* **STATED GOAL**
Reproduce the data below word for word, keeping every line unchanged.

(Source records)
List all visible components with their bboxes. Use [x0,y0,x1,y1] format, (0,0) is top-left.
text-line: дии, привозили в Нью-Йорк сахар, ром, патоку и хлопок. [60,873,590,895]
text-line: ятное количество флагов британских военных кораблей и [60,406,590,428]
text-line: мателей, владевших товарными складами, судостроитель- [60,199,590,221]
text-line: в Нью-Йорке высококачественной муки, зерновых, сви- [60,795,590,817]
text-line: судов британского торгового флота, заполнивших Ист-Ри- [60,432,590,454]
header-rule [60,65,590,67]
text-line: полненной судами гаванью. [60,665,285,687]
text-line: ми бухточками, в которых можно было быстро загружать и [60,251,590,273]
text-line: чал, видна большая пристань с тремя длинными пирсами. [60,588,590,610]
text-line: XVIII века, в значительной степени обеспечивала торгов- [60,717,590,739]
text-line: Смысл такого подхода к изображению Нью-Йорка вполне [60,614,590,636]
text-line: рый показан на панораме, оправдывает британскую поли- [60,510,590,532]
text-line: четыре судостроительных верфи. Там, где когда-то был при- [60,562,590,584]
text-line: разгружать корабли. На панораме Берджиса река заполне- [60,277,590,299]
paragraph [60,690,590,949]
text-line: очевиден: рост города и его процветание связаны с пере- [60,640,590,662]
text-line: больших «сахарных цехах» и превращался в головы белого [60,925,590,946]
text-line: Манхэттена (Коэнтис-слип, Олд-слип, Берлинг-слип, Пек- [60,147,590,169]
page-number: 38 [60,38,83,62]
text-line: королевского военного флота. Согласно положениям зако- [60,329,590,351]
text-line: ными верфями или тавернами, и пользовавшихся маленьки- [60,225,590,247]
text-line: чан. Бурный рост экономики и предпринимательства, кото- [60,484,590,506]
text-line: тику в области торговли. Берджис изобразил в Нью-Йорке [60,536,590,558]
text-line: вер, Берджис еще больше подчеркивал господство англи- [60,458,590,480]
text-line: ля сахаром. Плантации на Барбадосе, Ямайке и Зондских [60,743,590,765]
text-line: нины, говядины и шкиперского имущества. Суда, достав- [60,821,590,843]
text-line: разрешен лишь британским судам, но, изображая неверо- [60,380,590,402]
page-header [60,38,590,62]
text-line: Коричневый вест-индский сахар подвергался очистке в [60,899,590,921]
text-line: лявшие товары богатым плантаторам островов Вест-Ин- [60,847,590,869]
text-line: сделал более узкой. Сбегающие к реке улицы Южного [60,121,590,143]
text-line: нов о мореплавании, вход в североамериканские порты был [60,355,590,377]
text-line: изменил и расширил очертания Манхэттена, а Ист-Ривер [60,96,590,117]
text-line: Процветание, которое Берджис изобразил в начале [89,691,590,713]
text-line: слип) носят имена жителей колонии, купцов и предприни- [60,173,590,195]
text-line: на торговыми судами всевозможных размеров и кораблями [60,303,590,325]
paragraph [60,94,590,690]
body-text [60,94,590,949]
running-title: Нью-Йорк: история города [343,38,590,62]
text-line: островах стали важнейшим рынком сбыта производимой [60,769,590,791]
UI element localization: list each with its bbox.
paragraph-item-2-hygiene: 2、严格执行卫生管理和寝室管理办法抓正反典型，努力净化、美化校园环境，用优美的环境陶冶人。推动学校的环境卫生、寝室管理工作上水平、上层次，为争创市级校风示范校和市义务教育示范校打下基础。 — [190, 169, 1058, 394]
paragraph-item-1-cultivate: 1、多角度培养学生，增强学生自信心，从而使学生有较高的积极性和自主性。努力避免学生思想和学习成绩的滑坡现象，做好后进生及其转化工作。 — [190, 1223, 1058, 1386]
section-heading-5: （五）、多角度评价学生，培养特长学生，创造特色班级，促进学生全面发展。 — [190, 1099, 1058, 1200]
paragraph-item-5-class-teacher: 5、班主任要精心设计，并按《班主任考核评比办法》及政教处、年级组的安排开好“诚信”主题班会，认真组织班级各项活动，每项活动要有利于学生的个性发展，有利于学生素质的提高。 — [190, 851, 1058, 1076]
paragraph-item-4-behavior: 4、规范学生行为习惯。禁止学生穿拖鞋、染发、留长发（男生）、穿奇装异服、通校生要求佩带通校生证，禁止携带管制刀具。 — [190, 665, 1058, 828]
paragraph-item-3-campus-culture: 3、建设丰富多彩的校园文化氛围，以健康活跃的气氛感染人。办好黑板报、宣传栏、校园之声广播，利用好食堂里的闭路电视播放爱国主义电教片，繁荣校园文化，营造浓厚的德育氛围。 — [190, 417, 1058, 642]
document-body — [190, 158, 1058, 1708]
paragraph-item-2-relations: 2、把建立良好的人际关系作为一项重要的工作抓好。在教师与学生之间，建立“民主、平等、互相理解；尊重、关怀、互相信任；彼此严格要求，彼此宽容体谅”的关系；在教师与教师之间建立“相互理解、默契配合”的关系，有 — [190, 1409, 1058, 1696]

* **SOLUTION TO THE PROBLEM**
List all visible components with their bboxes. Use [x0,y0,x1,y1] format, (0,0) is top-left.
text-line: дии, привозили в Нью-Йорк сахар, ром, патоку и хлопок. [60,873,590,895]
text-line: ятное количество флагов британских военных кораблей и [60,406,590,428]
text-line: мателей, владевших товарными складами, судостроитель- [60,199,590,221]
text-line: в Нью-Йорке высококачественной муки, зерновых, сви- [60,795,590,817]
text-line: судов британского торгового флота, заполнивших Ист-Ри- [60,432,590,454]
header-rule [60,65,590,67]
text-line: полненной судами гаванью. [60,665,285,687]
text-line: ми бухточками, в которых можно было быстро загружать и [60,251,590,273]
text-line: чал, видна большая пристань с тремя длинными пирсами. [60,588,590,610]
text-line: XVIII века, в значительной степени обеспечивала торгов- [60,717,590,739]
text-line: Смысл такого подхода к изображению Нью-Йорка вполне [60,614,590,636]
text-line: рый показан на панораме, оправдывает британскую поли- [60,510,590,532]
text-line: четыре судостроительных верфи. Там, где когда-то был при- [60,562,590,584]
text-line: разгружать корабли. На панораме Берджиса река заполне- [60,277,590,299]
paragraph [60,690,590,949]
text-line: очевиден: рост города и его процветание связаны с пере- [60,640,590,662]
text-line: больших «сахарных цехах» и превращался в головы белого [60,925,590,946]
text-line: Манхэттена (Коэнтис-слип, Олд-слип, Берлинг-слип, Пек- [60,147,590,169]
page-number: 38 [60,38,83,62]
text-line: королевского военного флота. Согласно положениям зако- [60,329,590,351]
text-line: ными верфями или тавернами, и пользовавшихся маленьки- [60,225,590,247]
text-line: чан. Бурный рост экономики и предпринимательства, кото- [60,484,590,506]
text-line: тику в области торговли. Берджис изобразил в Нью-Йорке [60,536,590,558]
text-line: вер, Берджис еще больше подчеркивал господство англи- [60,458,590,480]
text-line: ля сахаром. Плантации на Барбадосе, Ямайке и Зондских [60,743,590,765]
text-line: нины, говядины и шкиперского имущества. Суда, достав- [60,821,590,843]
text-line: разрешен лишь британским судам, но, изображая неверо- [60,380,590,402]
page-header [60,38,590,62]
text-line: Коричневый вест-индский сахар подвергался очистке в [60,899,590,921]
text-line: лявшие товары богатым плантаторам островов Вест-Ин- [60,847,590,869]
text-line: сделал более узкой. Сбегающие к реке улицы Южного [60,121,590,143]
text-line: нов о мореплавании, вход в североамериканские порты был [60,355,590,377]
text-line: изменил и расширил очертания Манхэттена, а Ист-Ривер [60,96,590,117]
text-line: Процветание, которое Берджис изобразил в начале [89,691,590,713]
text-line: слип) носят имена жителей колонии, купцов и предприни- [60,173,590,195]
text-line: на торговыми судами всевозможных размеров и кораблями [60,303,590,325]
paragraph [60,94,590,690]
body-text [60,94,590,949]
running-title: Нью-Йорк: история города [343,38,590,62]
text-line: островах стали важнейшим рынком сбыта производимой [60,769,590,791]
UI element localization: list each with its bbox.
paragraph-item-2-hygiene: 2、严格执行卫生管理和寝室管理办法抓正反典型，努力净化、美化校园环境，用优美的环境陶冶人。推动学校的环境卫生、寝室管理工作上水平、上层次，为争创市级校风示范校和市义务教育示范校打下基础。 — [190, 169, 1058, 394]
paragraph-item-1-cultivate: 1、多角度培养学生，增强学生自信心，从而使学生有较高的积极性和自主性。努力避免学生思想和学习成绩的滑坡现象，做好后进生及其转化工作。 — [190, 1223, 1058, 1386]
section-heading-5: （五）、多角度评价学生，培养特长学生，创造特色班级，促进学生全面发展。 — [190, 1099, 1058, 1200]
paragraph-item-5-class-teacher: 5、班主任要精心设计，并按《班主任考核评比办法》及政教处、年级组的安排开好“诚信”主题班会，认真组织班级各项活动，每项活动要有利于学生的个性发展，有利于学生素质的提高。 — [190, 851, 1058, 1076]
paragraph-item-4-behavior: 4、规范学生行为习惯。禁止学生穿拖鞋、染发、留长发（男生）、穿奇装异服、通校生要求佩带通校生证，禁止携带管制刀具。 — [190, 665, 1058, 828]
paragraph-item-3-campus-culture: 3、建设丰富多彩的校园文化氛围，以健康活跃的气氛感染人。办好黑板报、宣传栏、校园之声广播，利用好食堂里的闭路电视播放爱国主义电教片，繁荣校园文化，营造浓厚的德育氛围。 — [190, 417, 1058, 642]
document-body — [190, 158, 1058, 1708]
paragraph-item-2-relations: 2、把建立良好的人际关系作为一项重要的工作抓好。在教师与学生之间，建立“民主、平等、互相理解；尊重、关怀、互相信任；彼此严格要求，彼此宽容体谅”的关系；在教师与教师之间建立“相互理解、默契配合”的关系，有 — [190, 1409, 1058, 1696]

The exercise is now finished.